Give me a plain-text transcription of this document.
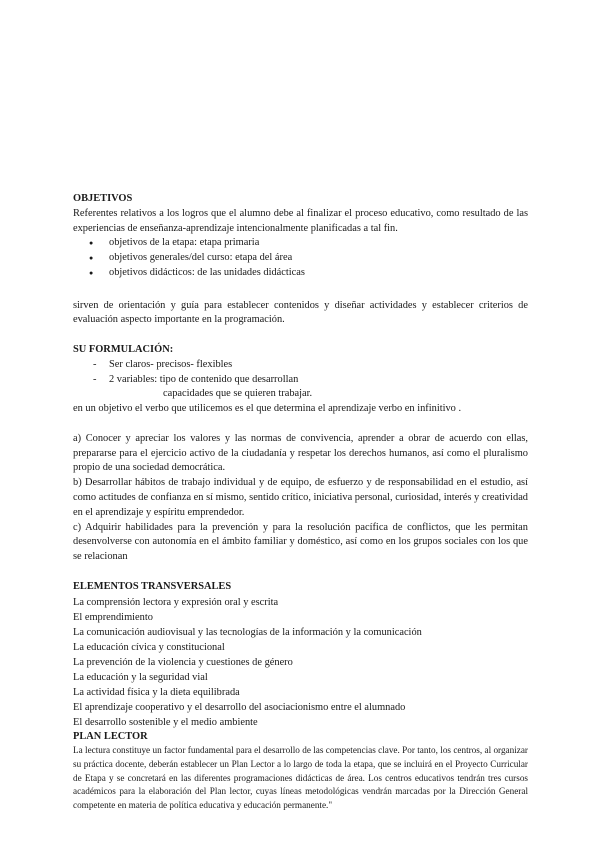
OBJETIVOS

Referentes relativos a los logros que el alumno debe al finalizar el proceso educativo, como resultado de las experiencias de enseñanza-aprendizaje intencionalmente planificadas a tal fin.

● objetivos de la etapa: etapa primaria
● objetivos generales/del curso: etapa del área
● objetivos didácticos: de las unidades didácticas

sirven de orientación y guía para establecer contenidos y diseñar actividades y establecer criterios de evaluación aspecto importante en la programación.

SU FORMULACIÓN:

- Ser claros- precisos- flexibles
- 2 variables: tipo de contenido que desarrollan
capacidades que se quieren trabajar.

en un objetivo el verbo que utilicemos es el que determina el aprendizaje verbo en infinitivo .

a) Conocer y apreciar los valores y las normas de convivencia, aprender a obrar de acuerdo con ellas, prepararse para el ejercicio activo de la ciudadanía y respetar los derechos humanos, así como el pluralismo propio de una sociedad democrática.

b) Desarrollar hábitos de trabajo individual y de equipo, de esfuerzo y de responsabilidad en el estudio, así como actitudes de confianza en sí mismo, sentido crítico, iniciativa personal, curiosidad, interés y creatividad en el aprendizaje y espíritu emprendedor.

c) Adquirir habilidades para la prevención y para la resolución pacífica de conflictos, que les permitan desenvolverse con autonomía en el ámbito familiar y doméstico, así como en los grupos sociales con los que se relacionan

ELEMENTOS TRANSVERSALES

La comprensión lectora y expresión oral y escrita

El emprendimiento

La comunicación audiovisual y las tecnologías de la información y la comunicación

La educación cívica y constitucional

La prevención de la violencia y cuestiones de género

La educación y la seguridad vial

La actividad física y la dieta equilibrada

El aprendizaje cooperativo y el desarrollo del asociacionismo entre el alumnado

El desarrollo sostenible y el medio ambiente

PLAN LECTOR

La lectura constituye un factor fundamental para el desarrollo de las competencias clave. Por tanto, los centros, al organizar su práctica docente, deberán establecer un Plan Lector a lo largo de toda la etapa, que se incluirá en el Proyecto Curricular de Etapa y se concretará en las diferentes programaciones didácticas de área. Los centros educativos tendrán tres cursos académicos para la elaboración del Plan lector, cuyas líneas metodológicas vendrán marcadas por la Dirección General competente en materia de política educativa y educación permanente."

--

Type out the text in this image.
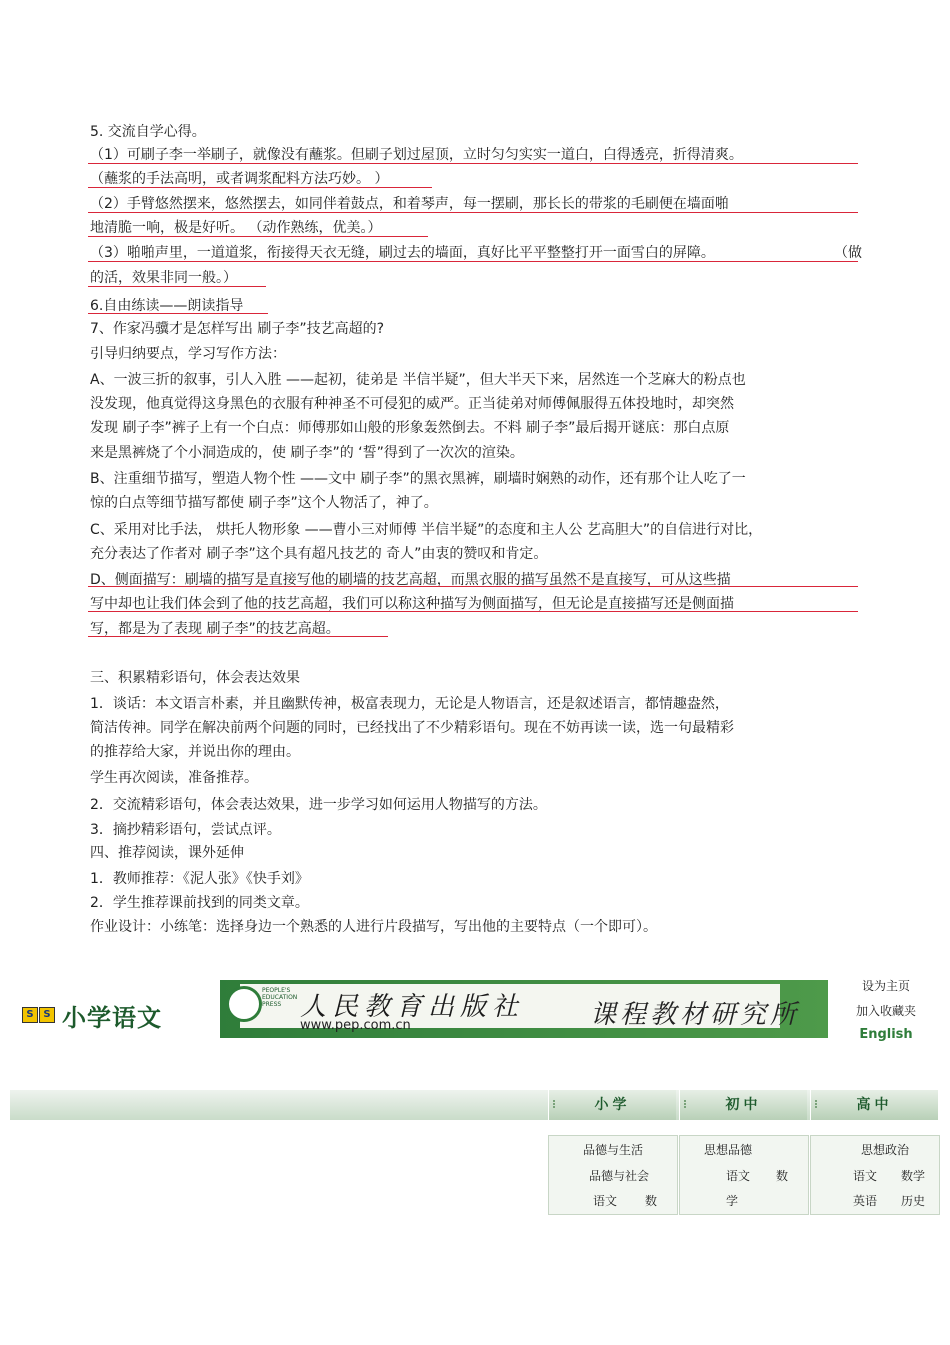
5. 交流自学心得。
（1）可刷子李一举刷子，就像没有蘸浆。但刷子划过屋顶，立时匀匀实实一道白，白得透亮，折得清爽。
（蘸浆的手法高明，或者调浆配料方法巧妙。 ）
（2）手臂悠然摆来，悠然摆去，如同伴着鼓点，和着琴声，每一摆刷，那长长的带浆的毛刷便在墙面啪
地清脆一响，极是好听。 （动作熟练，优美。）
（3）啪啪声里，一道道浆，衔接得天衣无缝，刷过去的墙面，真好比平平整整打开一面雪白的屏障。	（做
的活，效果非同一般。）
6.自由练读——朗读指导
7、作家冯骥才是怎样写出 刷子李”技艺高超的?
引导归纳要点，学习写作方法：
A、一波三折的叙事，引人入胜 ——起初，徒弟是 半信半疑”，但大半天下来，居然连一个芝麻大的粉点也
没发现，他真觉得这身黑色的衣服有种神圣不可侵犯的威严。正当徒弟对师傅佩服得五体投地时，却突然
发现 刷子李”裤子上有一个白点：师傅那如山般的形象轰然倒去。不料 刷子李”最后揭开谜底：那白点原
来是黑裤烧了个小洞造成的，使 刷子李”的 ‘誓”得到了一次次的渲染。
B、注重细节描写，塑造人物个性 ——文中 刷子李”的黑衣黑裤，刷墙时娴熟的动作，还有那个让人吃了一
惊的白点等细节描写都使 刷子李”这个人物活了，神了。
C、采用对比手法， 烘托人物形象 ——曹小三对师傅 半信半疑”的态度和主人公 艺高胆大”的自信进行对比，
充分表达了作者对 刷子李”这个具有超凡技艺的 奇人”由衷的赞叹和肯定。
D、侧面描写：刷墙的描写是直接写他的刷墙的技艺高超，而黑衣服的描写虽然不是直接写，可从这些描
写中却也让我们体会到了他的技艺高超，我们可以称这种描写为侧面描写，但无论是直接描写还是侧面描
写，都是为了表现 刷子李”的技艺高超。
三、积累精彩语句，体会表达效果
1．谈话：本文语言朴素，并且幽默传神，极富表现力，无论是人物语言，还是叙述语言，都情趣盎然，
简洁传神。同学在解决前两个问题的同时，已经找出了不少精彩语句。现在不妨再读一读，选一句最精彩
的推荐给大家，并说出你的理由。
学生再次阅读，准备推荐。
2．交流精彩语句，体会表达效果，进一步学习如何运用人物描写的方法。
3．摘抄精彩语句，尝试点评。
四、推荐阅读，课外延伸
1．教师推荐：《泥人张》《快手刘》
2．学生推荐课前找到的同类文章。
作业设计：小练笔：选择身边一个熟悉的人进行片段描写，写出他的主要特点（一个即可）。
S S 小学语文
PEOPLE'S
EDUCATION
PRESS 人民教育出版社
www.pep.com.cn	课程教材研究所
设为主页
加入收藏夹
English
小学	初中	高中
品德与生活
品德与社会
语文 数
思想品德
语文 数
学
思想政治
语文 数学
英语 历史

Stated problem
Gather each line from the listing above that holds "this".

Exercise response
Give me a plain-text transcription of this document.
Type out the text in this image.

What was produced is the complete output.